## Aim of the exercise
All the data should be repeated exactly. Any image in it is left out.

## Data records
◆ ◆ ◆ ◆ ◆
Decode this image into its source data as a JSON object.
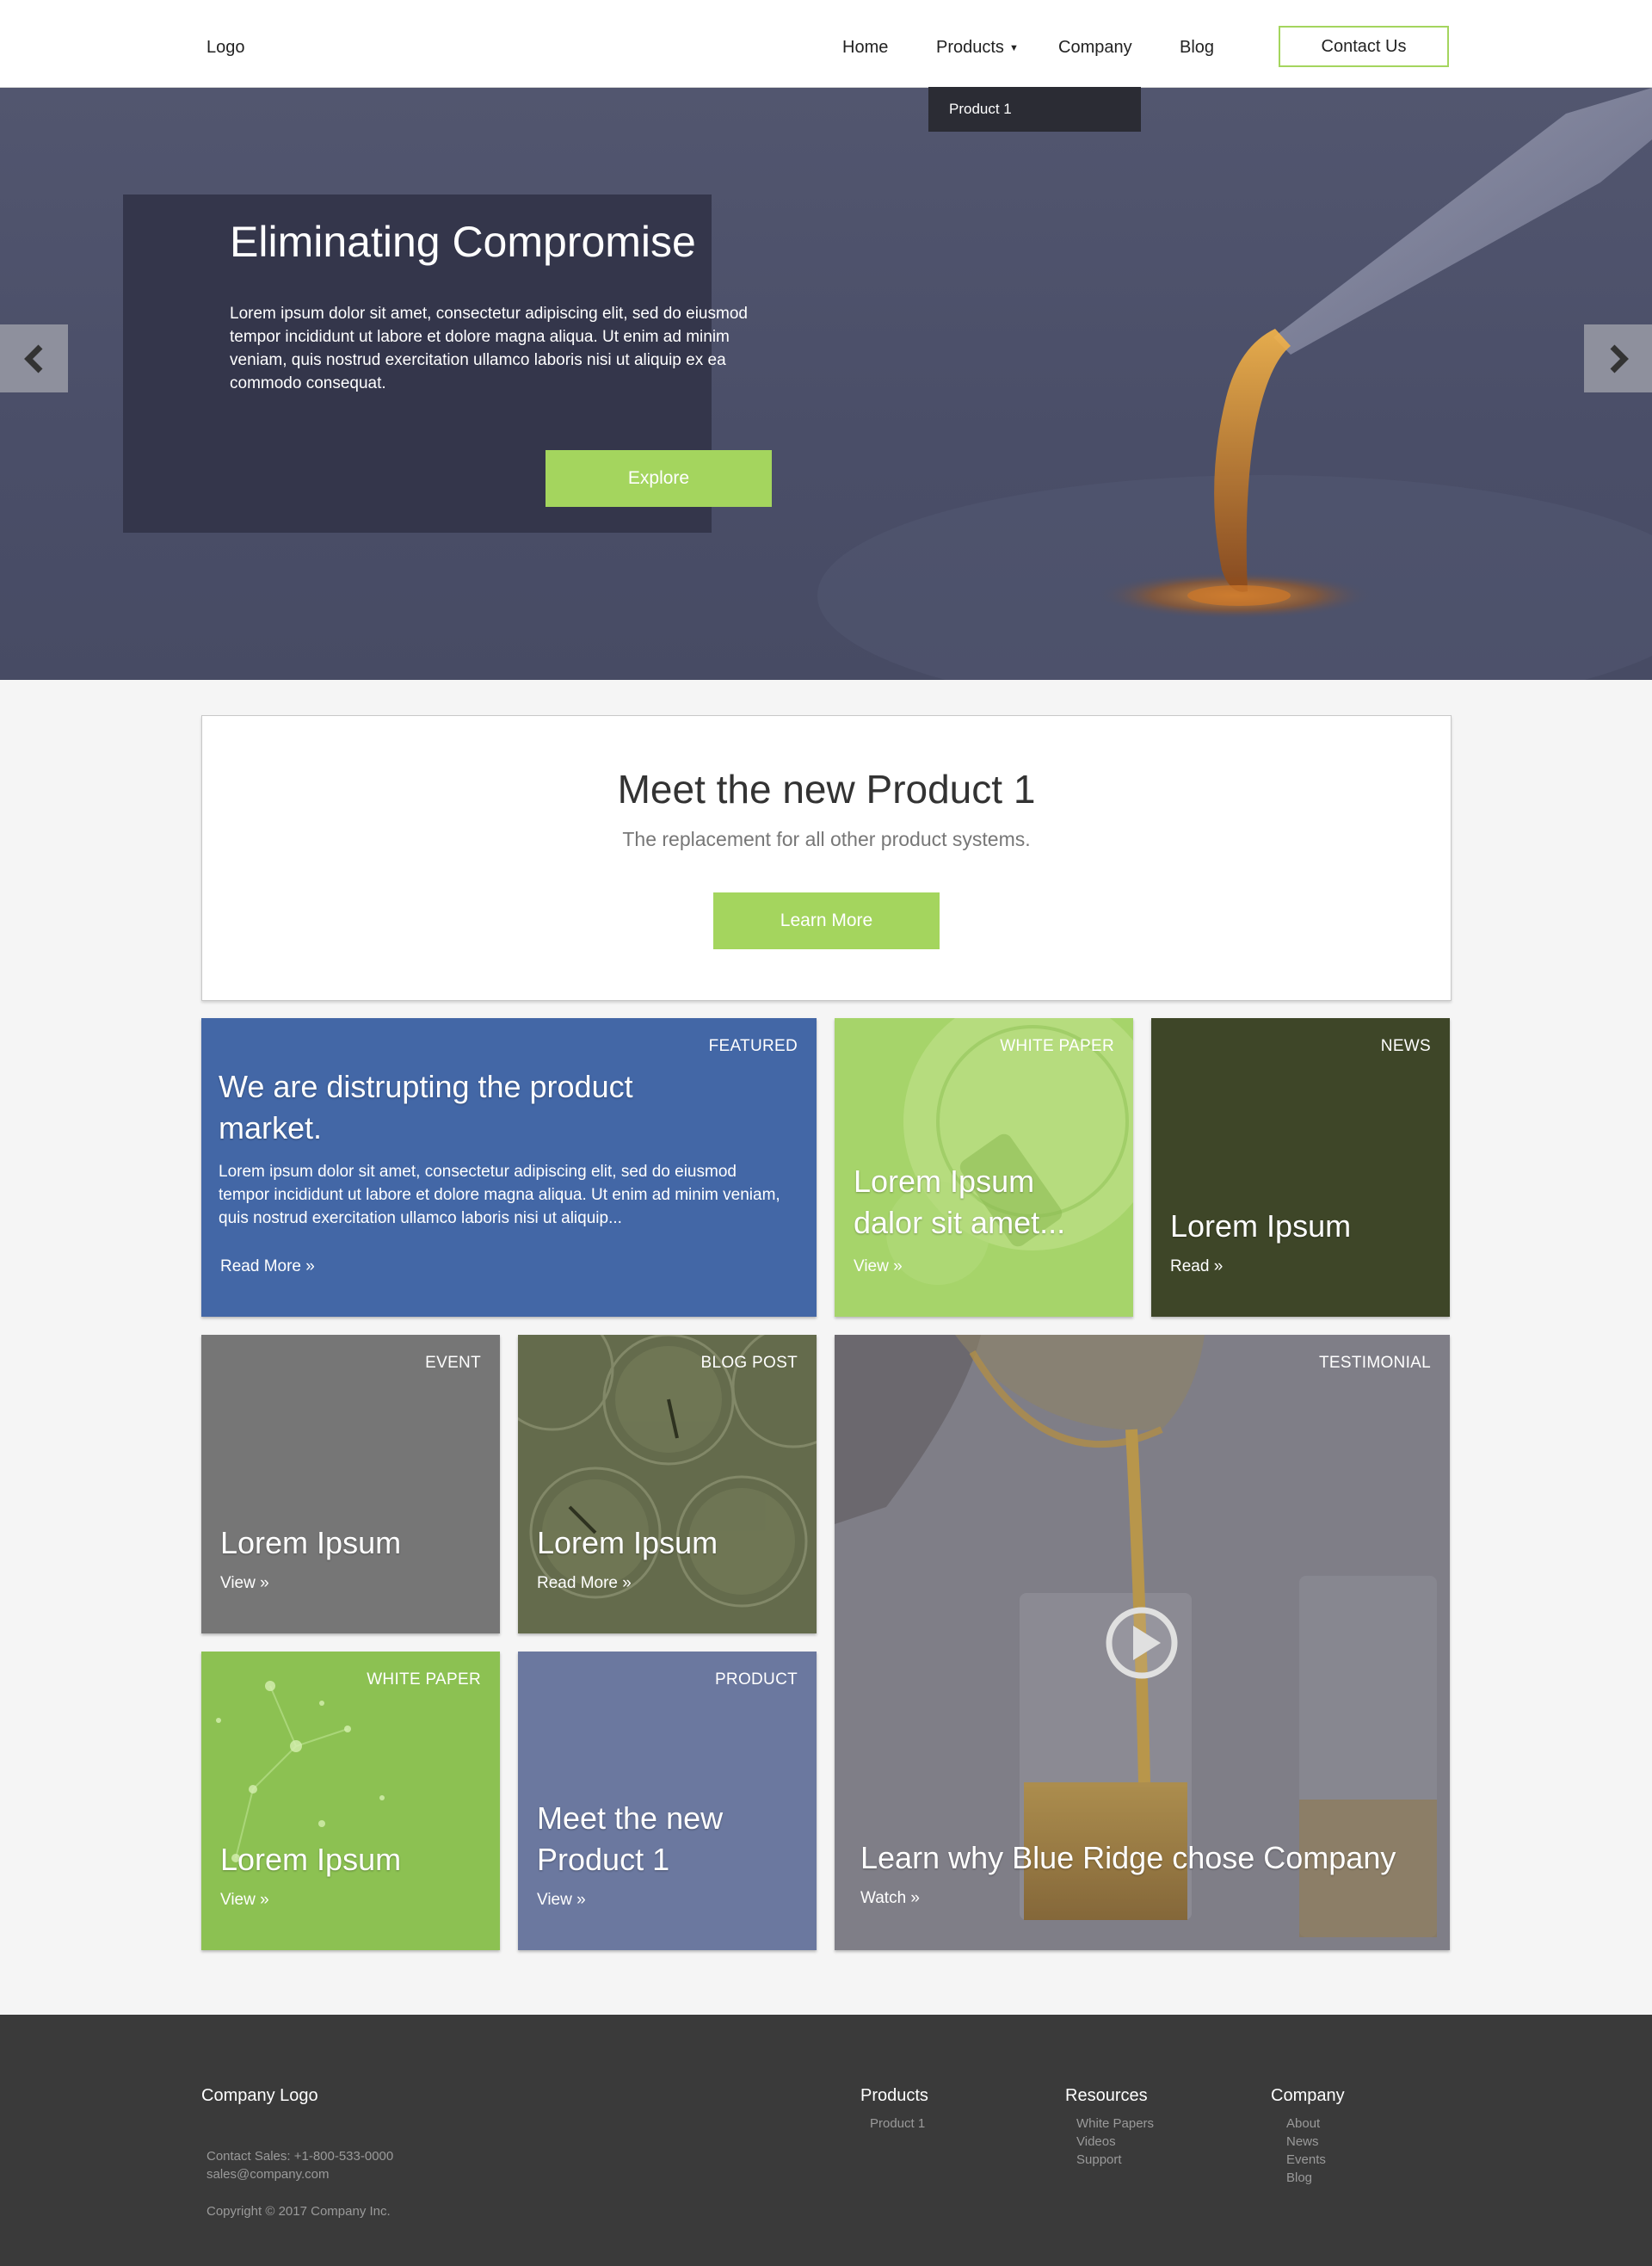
{
  "header": {
    "logo": "Logo",
    "nav": {
      "home": "Home",
      "products": "Products",
      "company": "Company",
      "blog": "Blog"
    },
    "contact_label": "Contact Us",
    "dropdown_item": "Product 1"
  },
  "hero": {
    "title": "Eliminating Compromise",
    "text": "Lorem ipsum dolor sit amet, consectetur adipiscing elit, sed do eiusmod tempor incididunt ut labore et dolore magna aliqua. Ut enim ad minim veniam, quis nostrud exercitation ullamco laboris nisi ut aliquip ex ea commodo consequat.",
    "button": "Explore"
  },
  "promo": {
    "title": "Meet the new Product 1",
    "subtitle": "The replacement for all other product systems.",
    "button": "Learn More"
  },
  "tiles": {
    "featured": {
      "tag": "FEATURED",
      "title": "We are distrupting the product market.",
      "text": "Lorem ipsum dolor sit amet, consectetur adipiscing elit, sed do eiusmod tempor incididunt ut labore et dolore magna aliqua. Ut enim ad minim veniam, quis nostrud exercitation ullamco laboris nisi ut aliquip...",
      "link": "Read More »"
    },
    "white_paper_1": {
      "tag": "WHITE PAPER",
      "title": "Lorem Ipsum dalor sit amet...",
      "link": "View »"
    },
    "news": {
      "tag": "NEWS",
      "title": "Lorem Ipsum",
      "link": "Read »"
    },
    "event": {
      "tag": "EVENT",
      "title": "Lorem Ipsum",
      "link": "View »"
    },
    "blog_post": {
      "tag": "BLOG POST",
      "title": "Lorem Ipsum",
      "link": "Read More »"
    },
    "testimonial": {
      "tag": "TESTIMONIAL",
      "title": "Learn why Blue Ridge chose Company",
      "link": "Watch »"
    },
    "white_paper_2": {
      "tag": "WHITE PAPER",
      "title": "Lorem Ipsum",
      "link": "View »"
    },
    "product": {
      "tag": "PRODUCT",
      "title": "Meet the new Product 1",
      "link": "View »"
    }
  },
  "footer": {
    "logo": "Company Logo",
    "contact_sales": "Contact Sales: +1-800-533-0000",
    "email": "sales@company.com",
    "copyright": "Copyright © 2017 Company Inc.",
    "columns": {
      "products": {
        "title": "Products",
        "links": [
          "Product 1"
        ]
      },
      "resources": {
        "title": "Resources",
        "links": [
          "White Papers",
          "Videos",
          "Support"
        ]
      },
      "company": {
        "title": "Company",
        "links": [
          "About",
          "News",
          "Events",
          "Blog"
        ]
      }
    }
  },
  "colors": {
    "accent_green": "#a4d55e",
    "featured_blue": "#4367a6",
    "news_olive": "#3e4628",
    "event_gray": "#767676",
    "product_slate": "#6b789f",
    "footer_bg": "#3a3a3a"
  },
  "icons": [
    "chevron-left-icon",
    "chevron-right-icon",
    "dropdown-caret-icon",
    "play-icon"
  ]
}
◆ ◆ ◆ ◆ ◆
## Solution for this exercise
Decode this image into its source data as a JSON object.
{
  "header": {
    "logo": "Logo",
    "nav": {
      "home": "Home",
      "products": "Products",
      "company": "Company",
      "blog": "Blog"
    },
    "contact_label": "Contact Us",
    "dropdown_item": "Product 1"
  },
  "hero": {
    "title": "Eliminating Compromise",
    "text": "Lorem ipsum dolor sit amet, consectetur adipiscing elit, sed do eiusmod tempor incididunt ut labore et dolore magna aliqua. Ut enim ad minim veniam, quis nostrud exercitation ullamco laboris nisi ut aliquip ex ea commodo consequat.",
    "button": "Explore"
  },
  "promo": {
    "title": "Meet the new Product 1",
    "subtitle": "The replacement for all other product systems.",
    "button": "Learn More"
  },
  "tiles": {
    "featured": {
      "tag": "FEATURED",
      "title": "We are distrupting the product market.",
      "text": "Lorem ipsum dolor sit amet, consectetur adipiscing elit, sed do eiusmod tempor incididunt ut labore et dolore magna aliqua. Ut enim ad minim veniam, quis nostrud exercitation ullamco laboris nisi ut aliquip...",
      "link": "Read More »"
    },
    "white_paper_1": {
      "tag": "WHITE PAPER",
      "title": "Lorem Ipsum dalor sit amet...",
      "link": "View »"
    },
    "news": {
      "tag": "NEWS",
      "title": "Lorem Ipsum",
      "link": "Read »"
    },
    "event": {
      "tag": "EVENT",
      "title": "Lorem Ipsum",
      "link": "View »"
    },
    "blog_post": {
      "tag": "BLOG POST",
      "title": "Lorem Ipsum",
      "link": "Read More »"
    },
    "testimonial": {
      "tag": "TESTIMONIAL",
      "title": "Learn why Blue Ridge chose Company",
      "link": "Watch »"
    },
    "white_paper_2": {
      "tag": "WHITE PAPER",
      "title": "Lorem Ipsum",
      "link": "View »"
    },
    "product": {
      "tag": "PRODUCT",
      "title": "Meet the new Product 1",
      "link": "View »"
    }
  },
  "footer": {
    "logo": "Company Logo",
    "contact_sales": "Contact Sales: +1-800-533-0000",
    "email": "sales@company.com",
    "copyright": "Copyright © 2017 Company Inc.",
    "columns": {
      "products": {
        "title": "Products",
        "links": [
          "Product 1"
        ]
      },
      "resources": {
        "title": "Resources",
        "links": [
          "White Papers",
          "Videos",
          "Support"
        ]
      },
      "company": {
        "title": "Company",
        "links": [
          "About",
          "News",
          "Events",
          "Blog"
        ]
      }
    }
  },
  "colors": {
    "accent_green": "#a4d55e",
    "featured_blue": "#4367a6",
    "news_olive": "#3e4628",
    "event_gray": "#767676",
    "product_slate": "#6b789f",
    "footer_bg": "#3a3a3a"
  },
  "icons": [
    "chevron-left-icon",
    "chevron-right-icon",
    "dropdown-caret-icon",
    "play-icon"
  ]
}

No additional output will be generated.